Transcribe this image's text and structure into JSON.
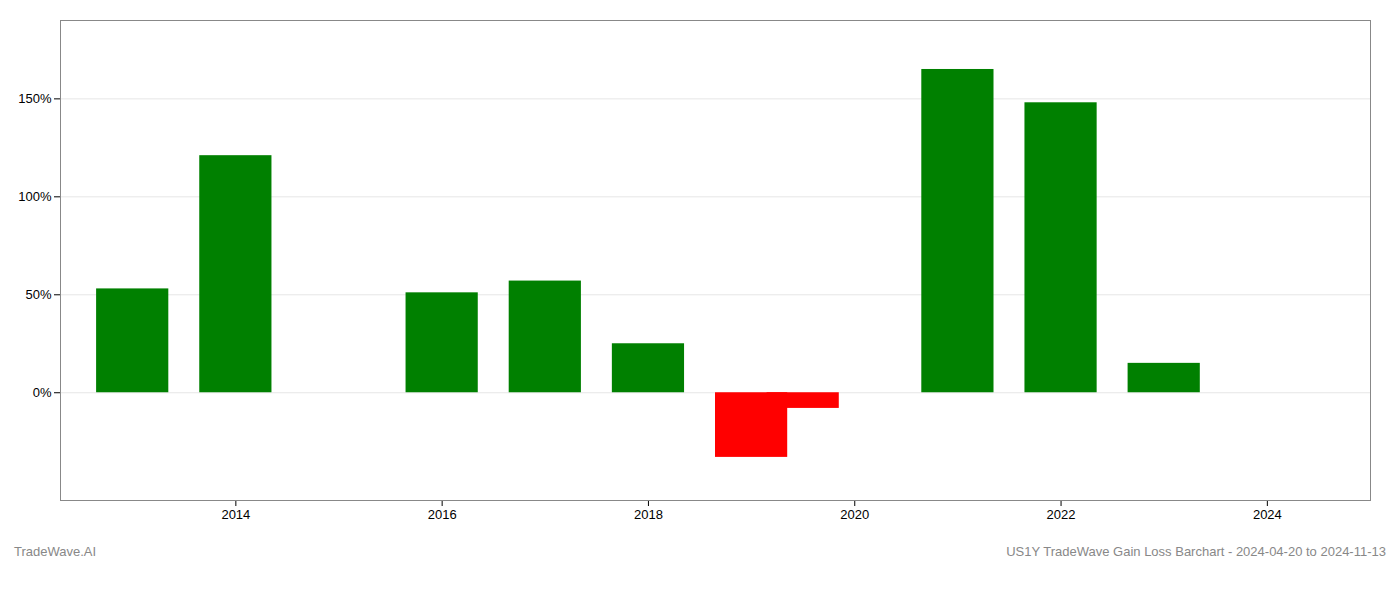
{
  "chart_data": {
    "type": "bar",
    "x": [
      2013,
      2014,
      2016,
      2017,
      2018,
      2019,
      2019.5,
      2021,
      2022,
      2023
    ],
    "values": [
      53.0,
      121.0,
      51.0,
      57.0,
      25.0,
      -33.0,
      -8.0,
      165.0,
      148.0,
      15.0
    ],
    "colors": [
      "#008000",
      "#008000",
      "#008000",
      "#008000",
      "#008000",
      "#ff0000",
      "#ff0000",
      "#008000",
      "#008000",
      "#008000"
    ],
    "xlim": [
      2012.3,
      2025.0
    ],
    "xticks": [
      2014,
      2016,
      2018,
      2020,
      2022,
      2024
    ],
    "ylim": [
      -55,
      190
    ],
    "yticks": [
      {
        "value": 0,
        "label": "0%"
      },
      {
        "value": 50,
        "label": "50%"
      },
      {
        "value": 100,
        "label": "100%"
      },
      {
        "value": 150,
        "label": "150%"
      }
    ],
    "grid": true,
    "annotations": [
      "TradeWave.AI",
      "US1Y TradeWave Gain Loss Barchart - 2024-04-20 to 2024-11-13"
    ]
  }
}
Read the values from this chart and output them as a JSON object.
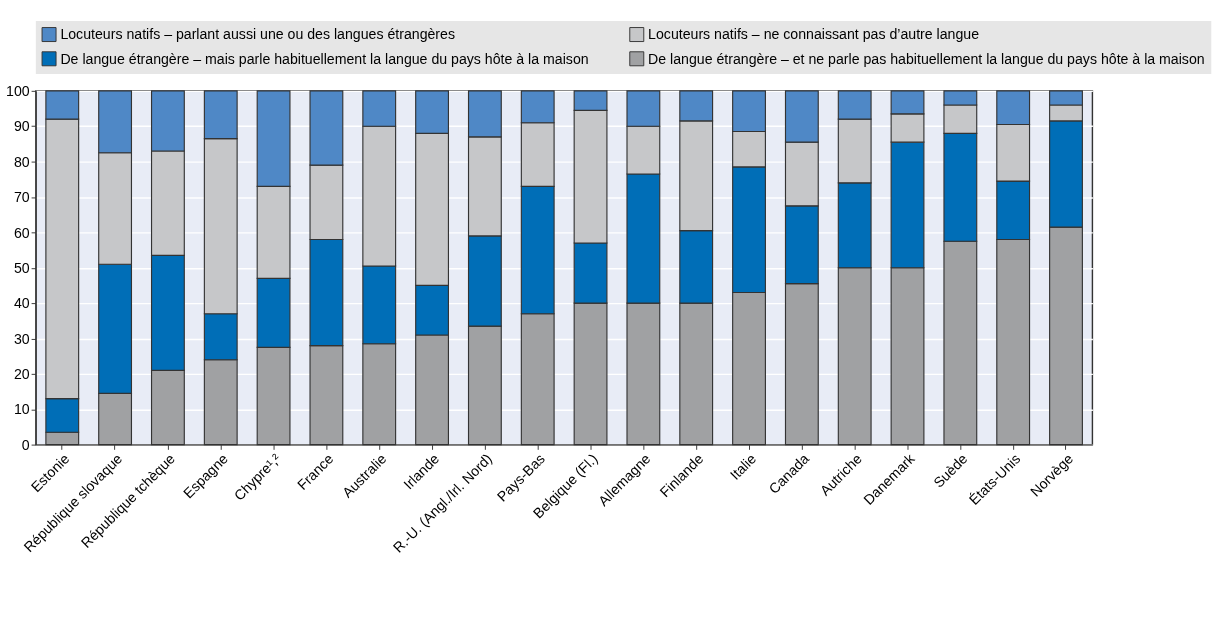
• • • • • • •
Every record above should be transcribed exactly; the pictures stay out of the copy.

Transcribe this image's text and structure into JSON.
{
  "chart_data": {
    "type": "bar",
    "x": [
      2013,
      2014,
      2016,
      2017,
      2018,
      2019,
      2019.5,
      2021,
      2022,
      2023
    ],
    "values": [
      53.0,
      121.0,
      51.0,
      57.0,
      25.0,
      -33.0,
      -8.0,
      165.0,
      148.0,
      15.0
    ],
    "colors": [
      "#008000",
      "#008000",
      "#008000",
      "#008000",
      "#008000",
      "#ff0000",
      "#ff0000",
      "#008000",
      "#008000",
      "#008000"
    ],
    "xlim": [
      2012.3,
      2025.0
    ],
    "xticks": [
      2014,
      2016,
      2018,
      2020,
      2022,
      2024
    ],
    "ylim": [
      -55,
      190
    ],
    "yticks": [
      {
        "value": 0,
        "label": "0%"
      },
      {
        "value": 50,
        "label": "50%"
      },
      {
        "value": 100,
        "label": "100%"
      },
      {
        "value": 150,
        "label": "150%"
      }
    ],
    "grid": true,
    "annotations": [
      "TradeWave.AI",
      "US1Y TradeWave Gain Loss Barchart - 2024-04-20 to 2024-11-13"
    ]
  }
}
Read the values from this chart and output them as a JSON object.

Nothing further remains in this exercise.